**Task instructions**
Below are records; count the lines in them that hold "Feedback" and give only the count.

(Records that describe figures)
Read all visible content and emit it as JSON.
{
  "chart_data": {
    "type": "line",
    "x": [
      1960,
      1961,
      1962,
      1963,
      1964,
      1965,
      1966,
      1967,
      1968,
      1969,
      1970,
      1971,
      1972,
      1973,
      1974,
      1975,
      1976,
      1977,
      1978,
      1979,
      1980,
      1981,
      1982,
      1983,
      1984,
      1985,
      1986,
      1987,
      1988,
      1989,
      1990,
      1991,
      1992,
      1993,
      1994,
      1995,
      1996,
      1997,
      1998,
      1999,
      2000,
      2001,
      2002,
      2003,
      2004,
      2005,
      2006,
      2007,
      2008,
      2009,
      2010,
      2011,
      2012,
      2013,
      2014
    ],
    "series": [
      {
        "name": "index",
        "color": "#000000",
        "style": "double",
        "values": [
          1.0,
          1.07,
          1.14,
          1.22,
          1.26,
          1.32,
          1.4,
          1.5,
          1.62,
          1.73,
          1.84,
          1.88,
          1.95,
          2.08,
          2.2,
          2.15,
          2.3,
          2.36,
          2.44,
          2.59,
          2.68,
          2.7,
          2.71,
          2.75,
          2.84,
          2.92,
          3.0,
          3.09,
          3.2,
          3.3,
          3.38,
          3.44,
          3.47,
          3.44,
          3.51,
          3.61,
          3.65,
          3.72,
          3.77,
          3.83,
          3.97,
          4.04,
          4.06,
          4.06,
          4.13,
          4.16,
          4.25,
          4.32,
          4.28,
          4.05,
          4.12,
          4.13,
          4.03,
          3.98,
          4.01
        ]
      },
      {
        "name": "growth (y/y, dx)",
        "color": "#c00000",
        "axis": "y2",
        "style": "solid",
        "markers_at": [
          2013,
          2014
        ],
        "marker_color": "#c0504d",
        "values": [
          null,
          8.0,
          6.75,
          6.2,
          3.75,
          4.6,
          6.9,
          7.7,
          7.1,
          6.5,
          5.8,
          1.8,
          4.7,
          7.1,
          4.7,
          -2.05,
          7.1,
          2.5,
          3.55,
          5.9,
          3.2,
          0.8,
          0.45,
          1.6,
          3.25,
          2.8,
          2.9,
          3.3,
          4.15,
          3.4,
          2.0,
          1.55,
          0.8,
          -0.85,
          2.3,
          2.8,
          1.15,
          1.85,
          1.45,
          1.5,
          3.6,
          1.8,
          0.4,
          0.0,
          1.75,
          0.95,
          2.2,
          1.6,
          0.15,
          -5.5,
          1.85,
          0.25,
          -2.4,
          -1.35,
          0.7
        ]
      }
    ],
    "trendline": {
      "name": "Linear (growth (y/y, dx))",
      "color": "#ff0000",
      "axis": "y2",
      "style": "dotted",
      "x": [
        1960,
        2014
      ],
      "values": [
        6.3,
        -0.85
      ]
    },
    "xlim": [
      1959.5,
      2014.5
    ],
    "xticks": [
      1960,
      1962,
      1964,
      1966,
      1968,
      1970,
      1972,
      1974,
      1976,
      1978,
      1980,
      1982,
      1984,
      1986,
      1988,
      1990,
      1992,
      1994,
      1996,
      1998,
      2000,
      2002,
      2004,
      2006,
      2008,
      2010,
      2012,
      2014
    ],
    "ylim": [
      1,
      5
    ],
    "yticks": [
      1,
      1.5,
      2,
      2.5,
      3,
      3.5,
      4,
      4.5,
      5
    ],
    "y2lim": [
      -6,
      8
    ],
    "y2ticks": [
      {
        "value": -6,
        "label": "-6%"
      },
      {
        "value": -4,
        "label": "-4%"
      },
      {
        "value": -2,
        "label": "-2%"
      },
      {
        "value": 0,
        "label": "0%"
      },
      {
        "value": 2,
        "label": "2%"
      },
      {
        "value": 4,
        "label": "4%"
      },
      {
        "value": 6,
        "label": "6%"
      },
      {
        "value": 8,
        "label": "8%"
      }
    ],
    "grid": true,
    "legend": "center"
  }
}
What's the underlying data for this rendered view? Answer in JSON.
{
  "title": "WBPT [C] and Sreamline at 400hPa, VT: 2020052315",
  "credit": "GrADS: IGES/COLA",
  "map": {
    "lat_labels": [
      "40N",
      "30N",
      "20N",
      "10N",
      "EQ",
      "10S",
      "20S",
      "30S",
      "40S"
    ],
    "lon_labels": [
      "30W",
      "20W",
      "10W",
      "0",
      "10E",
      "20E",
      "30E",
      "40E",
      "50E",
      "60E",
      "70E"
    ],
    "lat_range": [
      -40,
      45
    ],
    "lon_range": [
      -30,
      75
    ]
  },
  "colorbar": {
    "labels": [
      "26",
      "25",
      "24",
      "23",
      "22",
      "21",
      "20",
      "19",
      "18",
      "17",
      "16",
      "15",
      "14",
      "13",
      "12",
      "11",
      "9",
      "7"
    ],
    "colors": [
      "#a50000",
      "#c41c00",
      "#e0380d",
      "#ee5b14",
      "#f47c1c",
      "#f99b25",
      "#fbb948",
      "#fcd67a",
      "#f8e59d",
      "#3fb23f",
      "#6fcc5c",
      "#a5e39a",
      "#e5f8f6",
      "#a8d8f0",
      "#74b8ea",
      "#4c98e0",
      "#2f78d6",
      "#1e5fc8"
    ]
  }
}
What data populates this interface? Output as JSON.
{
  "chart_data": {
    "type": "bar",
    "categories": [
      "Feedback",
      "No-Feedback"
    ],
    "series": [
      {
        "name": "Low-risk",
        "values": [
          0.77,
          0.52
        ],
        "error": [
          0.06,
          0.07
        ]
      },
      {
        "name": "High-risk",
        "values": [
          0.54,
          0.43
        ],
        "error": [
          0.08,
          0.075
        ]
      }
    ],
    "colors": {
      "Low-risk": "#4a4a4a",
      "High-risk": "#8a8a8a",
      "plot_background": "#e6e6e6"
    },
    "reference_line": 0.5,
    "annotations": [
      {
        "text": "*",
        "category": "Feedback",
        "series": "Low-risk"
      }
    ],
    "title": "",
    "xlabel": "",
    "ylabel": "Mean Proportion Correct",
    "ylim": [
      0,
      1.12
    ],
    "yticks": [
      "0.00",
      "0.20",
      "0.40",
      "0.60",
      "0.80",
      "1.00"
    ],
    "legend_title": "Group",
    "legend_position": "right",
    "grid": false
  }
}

**Full solution**
3